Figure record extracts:
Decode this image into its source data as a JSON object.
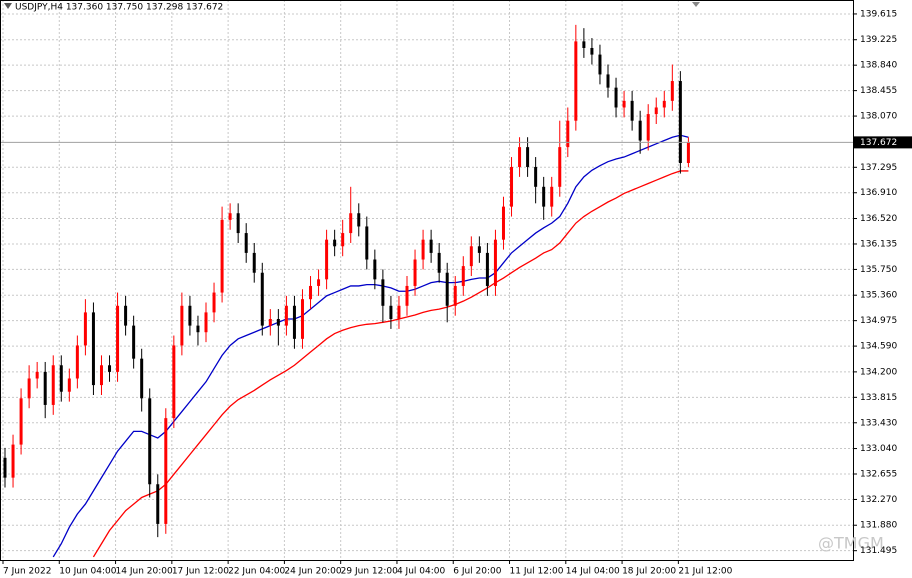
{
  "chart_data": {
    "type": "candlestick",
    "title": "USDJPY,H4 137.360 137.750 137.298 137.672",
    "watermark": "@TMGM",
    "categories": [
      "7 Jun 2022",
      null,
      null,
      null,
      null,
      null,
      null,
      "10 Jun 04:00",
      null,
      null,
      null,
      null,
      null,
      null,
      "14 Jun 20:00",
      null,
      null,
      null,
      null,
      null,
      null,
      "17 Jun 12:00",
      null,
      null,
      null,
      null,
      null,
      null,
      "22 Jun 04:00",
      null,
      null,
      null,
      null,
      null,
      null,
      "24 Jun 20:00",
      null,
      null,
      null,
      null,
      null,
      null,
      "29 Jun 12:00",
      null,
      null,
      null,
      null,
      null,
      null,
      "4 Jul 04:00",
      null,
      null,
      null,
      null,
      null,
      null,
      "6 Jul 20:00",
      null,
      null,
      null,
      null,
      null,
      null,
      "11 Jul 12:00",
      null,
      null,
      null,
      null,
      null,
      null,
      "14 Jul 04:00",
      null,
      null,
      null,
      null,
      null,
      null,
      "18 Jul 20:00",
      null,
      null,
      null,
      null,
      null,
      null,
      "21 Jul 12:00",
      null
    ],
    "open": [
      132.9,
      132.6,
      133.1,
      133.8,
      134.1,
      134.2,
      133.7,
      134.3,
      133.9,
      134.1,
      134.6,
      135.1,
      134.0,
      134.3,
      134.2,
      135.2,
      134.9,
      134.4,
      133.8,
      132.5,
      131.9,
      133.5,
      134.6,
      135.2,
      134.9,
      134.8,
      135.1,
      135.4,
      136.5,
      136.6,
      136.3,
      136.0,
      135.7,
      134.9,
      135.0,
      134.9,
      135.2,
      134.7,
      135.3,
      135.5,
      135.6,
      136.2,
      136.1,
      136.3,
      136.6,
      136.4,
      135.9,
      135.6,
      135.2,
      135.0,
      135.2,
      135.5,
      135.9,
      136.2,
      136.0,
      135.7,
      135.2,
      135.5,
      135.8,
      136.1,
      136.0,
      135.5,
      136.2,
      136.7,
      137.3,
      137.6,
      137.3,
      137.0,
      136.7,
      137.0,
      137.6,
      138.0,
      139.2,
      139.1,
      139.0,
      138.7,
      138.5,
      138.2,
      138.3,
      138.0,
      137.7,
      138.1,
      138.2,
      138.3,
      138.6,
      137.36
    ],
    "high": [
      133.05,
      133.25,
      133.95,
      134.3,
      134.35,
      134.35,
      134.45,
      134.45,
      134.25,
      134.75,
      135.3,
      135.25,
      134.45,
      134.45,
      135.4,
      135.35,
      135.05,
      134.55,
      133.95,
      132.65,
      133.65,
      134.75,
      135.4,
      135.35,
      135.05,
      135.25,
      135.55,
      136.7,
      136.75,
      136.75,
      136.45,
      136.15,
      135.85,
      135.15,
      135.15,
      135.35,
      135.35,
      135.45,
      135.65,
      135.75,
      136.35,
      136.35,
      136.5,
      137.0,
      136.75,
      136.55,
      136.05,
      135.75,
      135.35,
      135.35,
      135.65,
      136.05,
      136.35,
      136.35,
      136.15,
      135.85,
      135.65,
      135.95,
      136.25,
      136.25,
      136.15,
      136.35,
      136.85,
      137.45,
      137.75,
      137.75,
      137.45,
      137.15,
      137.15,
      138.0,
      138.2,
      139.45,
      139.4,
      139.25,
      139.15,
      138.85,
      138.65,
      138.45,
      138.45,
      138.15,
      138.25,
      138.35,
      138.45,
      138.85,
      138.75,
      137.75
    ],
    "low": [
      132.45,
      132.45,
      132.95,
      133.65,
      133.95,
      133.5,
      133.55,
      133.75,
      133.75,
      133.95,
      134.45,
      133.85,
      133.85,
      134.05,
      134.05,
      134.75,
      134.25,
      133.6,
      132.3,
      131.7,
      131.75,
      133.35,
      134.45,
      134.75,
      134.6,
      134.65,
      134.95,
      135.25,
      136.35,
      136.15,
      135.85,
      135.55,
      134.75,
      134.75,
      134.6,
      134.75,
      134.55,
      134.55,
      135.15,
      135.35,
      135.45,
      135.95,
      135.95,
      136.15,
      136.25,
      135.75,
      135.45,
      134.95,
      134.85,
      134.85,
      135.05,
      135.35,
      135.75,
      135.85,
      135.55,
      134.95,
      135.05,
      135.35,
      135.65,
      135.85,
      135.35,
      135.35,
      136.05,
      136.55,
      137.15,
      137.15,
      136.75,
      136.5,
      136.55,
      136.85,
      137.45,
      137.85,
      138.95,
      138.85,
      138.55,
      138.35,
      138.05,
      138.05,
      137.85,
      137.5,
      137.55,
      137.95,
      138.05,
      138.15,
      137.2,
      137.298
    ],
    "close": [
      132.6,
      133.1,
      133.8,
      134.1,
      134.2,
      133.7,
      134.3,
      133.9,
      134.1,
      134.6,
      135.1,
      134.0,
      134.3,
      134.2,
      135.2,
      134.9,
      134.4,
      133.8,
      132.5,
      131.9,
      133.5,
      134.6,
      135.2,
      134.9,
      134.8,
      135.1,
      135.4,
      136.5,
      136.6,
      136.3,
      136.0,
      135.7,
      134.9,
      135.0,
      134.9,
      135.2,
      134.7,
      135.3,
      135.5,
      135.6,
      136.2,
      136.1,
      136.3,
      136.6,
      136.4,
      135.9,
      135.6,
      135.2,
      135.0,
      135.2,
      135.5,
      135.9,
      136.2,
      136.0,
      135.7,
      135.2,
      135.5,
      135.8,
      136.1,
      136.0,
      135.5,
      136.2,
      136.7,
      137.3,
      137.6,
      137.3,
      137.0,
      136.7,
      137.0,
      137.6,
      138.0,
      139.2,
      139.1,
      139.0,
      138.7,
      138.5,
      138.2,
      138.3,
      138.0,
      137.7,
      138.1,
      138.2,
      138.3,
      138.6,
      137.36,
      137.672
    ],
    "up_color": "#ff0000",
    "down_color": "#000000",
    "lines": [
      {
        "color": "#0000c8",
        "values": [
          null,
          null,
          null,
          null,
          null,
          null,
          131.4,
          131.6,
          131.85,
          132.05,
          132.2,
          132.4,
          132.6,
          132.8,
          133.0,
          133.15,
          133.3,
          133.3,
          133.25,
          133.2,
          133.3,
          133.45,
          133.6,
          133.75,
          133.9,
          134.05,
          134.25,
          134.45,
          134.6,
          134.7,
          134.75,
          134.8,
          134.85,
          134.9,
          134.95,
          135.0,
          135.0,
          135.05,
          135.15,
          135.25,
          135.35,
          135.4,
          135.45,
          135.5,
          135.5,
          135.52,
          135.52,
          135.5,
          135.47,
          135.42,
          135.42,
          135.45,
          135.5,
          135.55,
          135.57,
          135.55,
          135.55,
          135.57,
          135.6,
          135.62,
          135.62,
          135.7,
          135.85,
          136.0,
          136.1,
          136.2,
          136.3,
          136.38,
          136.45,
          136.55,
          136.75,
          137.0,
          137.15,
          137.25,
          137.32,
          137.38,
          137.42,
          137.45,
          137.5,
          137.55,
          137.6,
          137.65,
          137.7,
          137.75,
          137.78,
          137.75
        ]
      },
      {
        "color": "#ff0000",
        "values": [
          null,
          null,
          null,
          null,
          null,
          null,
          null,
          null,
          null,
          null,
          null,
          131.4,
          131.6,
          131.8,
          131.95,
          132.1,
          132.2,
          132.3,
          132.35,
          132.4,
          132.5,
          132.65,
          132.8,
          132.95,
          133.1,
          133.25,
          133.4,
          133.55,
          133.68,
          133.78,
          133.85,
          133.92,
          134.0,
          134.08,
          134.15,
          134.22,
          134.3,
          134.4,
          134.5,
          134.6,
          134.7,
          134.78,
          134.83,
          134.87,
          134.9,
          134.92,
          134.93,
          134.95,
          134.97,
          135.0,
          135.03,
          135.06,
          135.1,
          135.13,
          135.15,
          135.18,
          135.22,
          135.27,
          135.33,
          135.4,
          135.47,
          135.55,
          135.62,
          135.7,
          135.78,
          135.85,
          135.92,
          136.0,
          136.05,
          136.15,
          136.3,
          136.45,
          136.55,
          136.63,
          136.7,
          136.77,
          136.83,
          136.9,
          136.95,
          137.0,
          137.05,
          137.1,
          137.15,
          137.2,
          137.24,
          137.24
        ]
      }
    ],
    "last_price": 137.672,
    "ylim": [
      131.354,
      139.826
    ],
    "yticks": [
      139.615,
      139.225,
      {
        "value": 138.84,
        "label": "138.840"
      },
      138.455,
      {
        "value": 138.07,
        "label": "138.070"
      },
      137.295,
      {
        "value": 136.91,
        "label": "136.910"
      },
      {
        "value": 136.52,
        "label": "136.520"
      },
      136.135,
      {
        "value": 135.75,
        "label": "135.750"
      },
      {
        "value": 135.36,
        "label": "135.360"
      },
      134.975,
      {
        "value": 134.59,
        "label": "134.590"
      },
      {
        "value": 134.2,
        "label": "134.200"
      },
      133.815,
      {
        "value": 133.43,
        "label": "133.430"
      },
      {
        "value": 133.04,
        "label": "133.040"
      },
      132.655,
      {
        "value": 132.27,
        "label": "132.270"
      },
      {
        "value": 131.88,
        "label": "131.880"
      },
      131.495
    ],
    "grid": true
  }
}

● WORK REQUIRED
Copy each line above that contains the string "label".

● FINISHED ANSWER
        "label": "138.840"
        "label": "138.070"
        "label": "136.910"
        "label": "136.520"
        "label": "135.750"
        "label": "135.360"
        "label": "134.590"
        "label": "134.200"
        "label": "133.430"
        "label": "133.040"
        "label": "132.270"
        "label": "131.880"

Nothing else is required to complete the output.